— Start —
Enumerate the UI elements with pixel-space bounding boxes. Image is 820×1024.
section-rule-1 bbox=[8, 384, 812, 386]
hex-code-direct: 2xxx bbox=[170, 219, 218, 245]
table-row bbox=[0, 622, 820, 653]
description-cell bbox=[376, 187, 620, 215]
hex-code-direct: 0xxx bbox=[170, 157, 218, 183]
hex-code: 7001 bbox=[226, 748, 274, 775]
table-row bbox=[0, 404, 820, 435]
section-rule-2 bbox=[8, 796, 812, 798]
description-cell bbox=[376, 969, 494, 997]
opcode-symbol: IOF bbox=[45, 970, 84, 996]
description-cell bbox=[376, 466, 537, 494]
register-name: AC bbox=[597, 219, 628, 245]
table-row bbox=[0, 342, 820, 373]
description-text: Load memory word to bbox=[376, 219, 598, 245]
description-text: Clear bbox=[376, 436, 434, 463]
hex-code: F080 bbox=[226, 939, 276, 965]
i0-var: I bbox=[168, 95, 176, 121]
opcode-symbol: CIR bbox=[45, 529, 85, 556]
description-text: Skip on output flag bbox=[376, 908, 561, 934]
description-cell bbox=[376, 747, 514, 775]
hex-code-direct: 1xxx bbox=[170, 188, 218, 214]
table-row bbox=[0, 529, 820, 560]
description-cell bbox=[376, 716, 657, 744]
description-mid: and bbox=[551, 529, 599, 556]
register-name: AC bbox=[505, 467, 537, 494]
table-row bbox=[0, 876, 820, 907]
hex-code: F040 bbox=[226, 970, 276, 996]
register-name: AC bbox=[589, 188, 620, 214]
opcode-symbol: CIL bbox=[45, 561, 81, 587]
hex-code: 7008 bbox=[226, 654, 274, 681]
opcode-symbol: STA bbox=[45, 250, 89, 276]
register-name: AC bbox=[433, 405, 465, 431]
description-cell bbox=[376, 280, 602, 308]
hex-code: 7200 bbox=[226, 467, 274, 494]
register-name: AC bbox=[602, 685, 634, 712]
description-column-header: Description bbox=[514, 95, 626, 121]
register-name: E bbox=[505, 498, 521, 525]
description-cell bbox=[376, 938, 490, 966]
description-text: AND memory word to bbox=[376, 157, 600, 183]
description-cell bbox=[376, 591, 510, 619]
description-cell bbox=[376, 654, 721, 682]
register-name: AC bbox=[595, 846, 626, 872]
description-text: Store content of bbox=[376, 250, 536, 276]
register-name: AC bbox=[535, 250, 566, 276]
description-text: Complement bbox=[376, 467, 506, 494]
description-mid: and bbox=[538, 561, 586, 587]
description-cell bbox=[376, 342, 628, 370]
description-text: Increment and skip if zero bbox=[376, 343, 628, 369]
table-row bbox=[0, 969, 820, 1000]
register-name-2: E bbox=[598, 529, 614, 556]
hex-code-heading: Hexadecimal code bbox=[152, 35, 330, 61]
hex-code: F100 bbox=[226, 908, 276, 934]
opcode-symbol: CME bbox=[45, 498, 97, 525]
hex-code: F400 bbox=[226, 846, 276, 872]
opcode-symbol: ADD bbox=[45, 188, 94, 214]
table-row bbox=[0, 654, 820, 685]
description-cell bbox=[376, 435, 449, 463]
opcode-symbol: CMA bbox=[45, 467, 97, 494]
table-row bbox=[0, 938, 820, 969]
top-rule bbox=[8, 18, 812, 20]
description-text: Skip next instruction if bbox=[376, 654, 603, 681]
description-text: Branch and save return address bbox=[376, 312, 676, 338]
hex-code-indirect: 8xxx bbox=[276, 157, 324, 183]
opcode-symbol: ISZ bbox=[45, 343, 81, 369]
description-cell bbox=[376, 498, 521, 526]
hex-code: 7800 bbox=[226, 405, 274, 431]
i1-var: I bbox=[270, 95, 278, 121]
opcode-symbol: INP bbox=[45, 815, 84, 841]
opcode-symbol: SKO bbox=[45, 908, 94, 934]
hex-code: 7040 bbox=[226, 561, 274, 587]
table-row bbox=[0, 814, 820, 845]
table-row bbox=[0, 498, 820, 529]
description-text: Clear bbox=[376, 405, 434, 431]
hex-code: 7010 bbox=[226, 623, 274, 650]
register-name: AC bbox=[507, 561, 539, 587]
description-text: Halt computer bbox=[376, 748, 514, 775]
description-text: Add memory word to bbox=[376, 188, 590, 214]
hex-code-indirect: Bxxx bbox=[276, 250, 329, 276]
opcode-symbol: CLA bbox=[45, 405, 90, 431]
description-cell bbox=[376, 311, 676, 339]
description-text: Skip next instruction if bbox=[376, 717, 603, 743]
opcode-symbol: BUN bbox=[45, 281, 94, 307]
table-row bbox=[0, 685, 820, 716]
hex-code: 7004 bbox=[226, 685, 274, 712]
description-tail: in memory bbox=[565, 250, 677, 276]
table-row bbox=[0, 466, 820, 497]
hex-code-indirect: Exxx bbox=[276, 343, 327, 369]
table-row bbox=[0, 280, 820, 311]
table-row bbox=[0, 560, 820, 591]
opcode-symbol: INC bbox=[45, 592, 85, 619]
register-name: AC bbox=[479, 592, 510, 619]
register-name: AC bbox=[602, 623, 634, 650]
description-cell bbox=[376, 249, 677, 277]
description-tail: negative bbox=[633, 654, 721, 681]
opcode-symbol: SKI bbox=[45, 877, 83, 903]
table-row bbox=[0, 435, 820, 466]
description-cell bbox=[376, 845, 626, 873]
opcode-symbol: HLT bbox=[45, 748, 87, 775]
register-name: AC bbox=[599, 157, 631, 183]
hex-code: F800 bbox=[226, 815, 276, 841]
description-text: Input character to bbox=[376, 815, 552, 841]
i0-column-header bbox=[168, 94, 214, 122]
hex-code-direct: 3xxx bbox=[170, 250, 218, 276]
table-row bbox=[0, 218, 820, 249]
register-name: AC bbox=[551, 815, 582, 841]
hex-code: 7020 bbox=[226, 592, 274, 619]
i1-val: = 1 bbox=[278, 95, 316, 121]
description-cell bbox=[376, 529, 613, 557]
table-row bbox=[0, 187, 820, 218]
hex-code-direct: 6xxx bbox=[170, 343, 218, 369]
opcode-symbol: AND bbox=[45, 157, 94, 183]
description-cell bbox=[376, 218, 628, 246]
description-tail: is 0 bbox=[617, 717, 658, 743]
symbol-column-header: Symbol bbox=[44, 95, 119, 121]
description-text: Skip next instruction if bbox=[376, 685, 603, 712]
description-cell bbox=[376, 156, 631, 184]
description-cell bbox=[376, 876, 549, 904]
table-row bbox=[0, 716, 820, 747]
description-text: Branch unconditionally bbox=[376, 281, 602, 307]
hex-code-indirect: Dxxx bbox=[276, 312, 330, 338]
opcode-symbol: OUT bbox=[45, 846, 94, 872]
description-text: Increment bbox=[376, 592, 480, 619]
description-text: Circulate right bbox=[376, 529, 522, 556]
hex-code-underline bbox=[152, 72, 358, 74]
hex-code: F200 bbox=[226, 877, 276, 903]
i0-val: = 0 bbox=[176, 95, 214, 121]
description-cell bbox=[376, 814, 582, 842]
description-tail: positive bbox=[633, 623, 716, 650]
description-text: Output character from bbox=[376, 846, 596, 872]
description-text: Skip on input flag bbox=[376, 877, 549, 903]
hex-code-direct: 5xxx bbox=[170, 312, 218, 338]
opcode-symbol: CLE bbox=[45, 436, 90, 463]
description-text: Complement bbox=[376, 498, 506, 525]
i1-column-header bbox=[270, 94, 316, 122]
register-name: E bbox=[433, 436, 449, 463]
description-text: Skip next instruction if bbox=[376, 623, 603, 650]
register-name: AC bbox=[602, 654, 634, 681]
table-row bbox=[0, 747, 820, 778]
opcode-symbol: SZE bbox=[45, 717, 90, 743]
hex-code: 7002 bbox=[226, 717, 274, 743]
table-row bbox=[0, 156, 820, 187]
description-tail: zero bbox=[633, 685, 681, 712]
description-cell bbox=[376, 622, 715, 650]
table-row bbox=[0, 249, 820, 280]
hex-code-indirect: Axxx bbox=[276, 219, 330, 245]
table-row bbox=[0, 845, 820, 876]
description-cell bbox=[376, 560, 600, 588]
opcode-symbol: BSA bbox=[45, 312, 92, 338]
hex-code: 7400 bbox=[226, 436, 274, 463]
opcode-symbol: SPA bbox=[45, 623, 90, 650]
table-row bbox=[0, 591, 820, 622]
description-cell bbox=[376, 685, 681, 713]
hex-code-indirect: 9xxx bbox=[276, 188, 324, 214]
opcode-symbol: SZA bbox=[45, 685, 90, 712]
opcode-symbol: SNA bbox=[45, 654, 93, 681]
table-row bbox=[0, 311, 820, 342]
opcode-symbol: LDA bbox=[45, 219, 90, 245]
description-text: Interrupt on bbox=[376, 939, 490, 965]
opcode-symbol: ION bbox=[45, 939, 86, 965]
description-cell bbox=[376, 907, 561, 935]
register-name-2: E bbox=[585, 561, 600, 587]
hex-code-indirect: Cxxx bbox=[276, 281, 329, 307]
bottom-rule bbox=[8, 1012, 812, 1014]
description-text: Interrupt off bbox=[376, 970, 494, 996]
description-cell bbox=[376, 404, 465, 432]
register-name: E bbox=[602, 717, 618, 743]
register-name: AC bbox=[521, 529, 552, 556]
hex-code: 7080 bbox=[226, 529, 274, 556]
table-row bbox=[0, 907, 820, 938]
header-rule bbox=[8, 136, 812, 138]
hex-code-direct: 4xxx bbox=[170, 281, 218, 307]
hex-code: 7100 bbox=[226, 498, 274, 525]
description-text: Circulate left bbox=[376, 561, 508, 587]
— End —
Your objective: Give the rows above as a numbered list, from the first row up to and including the line that contains "description-column-header: Description bbox=[514, 95, 626, 121]". Leave out any blank lines.

Exercise output:
1. Enumerate the UI elements with pixel-space bounding boxes. Image is 820×1024.
2. section-rule-1 bbox=[8, 384, 812, 386]
3. hex-code-direct: 2xxx bbox=[170, 219, 218, 245]
4. table-row bbox=[0, 622, 820, 653]
5. description-cell bbox=[376, 187, 620, 215]
6. hex-code-direct: 0xxx bbox=[170, 157, 218, 183]
7. hex-code: 7001 bbox=[226, 748, 274, 775]
8. table-row bbox=[0, 404, 820, 435]
9. section-rule-2 bbox=[8, 796, 812, 798]
10. description-cell bbox=[376, 969, 494, 997]
11. opcode-symbol: IOF bbox=[45, 970, 84, 996]
12. description-cell bbox=[376, 466, 537, 494]
13. register-name: AC bbox=[597, 219, 628, 245]
14. table-row bbox=[0, 342, 820, 373]
15. description-text: Load memory word to bbox=[376, 219, 598, 245]
16. description-text: Clear bbox=[376, 436, 434, 463]
17. hex-code: F080 bbox=[226, 939, 276, 965]
18. i0-var: I bbox=[168, 95, 176, 121]
19. opcode-symbol: CIR bbox=[45, 529, 85, 556]
20. description-text: Skip on output flag bbox=[376, 908, 561, 934]
21. description-cell bbox=[376, 747, 514, 775]
22. hex-code-direct: 1xxx bbox=[170, 188, 218, 214]
23. table-row bbox=[0, 529, 820, 560]
24. description-cell bbox=[376, 716, 657, 744]
25. description-mid: and bbox=[551, 529, 599, 556]
26. register-name: AC bbox=[505, 467, 537, 494]
27. table-row bbox=[0, 876, 820, 907]
28. hex-code: F040 bbox=[226, 970, 276, 996]
29. register-name: AC bbox=[589, 188, 620, 214]
30. opcode-symbol: CIL bbox=[45, 561, 81, 587]
31. hex-code: 7008 bbox=[226, 654, 274, 681]
32. opcode-symbol: STA bbox=[45, 250, 89, 276]
33. register-name: AC bbox=[433, 405, 465, 431]
34. description-cell bbox=[376, 280, 602, 308]
35. hex-code: 7200 bbox=[226, 467, 274, 494]
36. register-name: AC bbox=[602, 685, 634, 712]
37. description-column-header: Description bbox=[514, 95, 626, 121]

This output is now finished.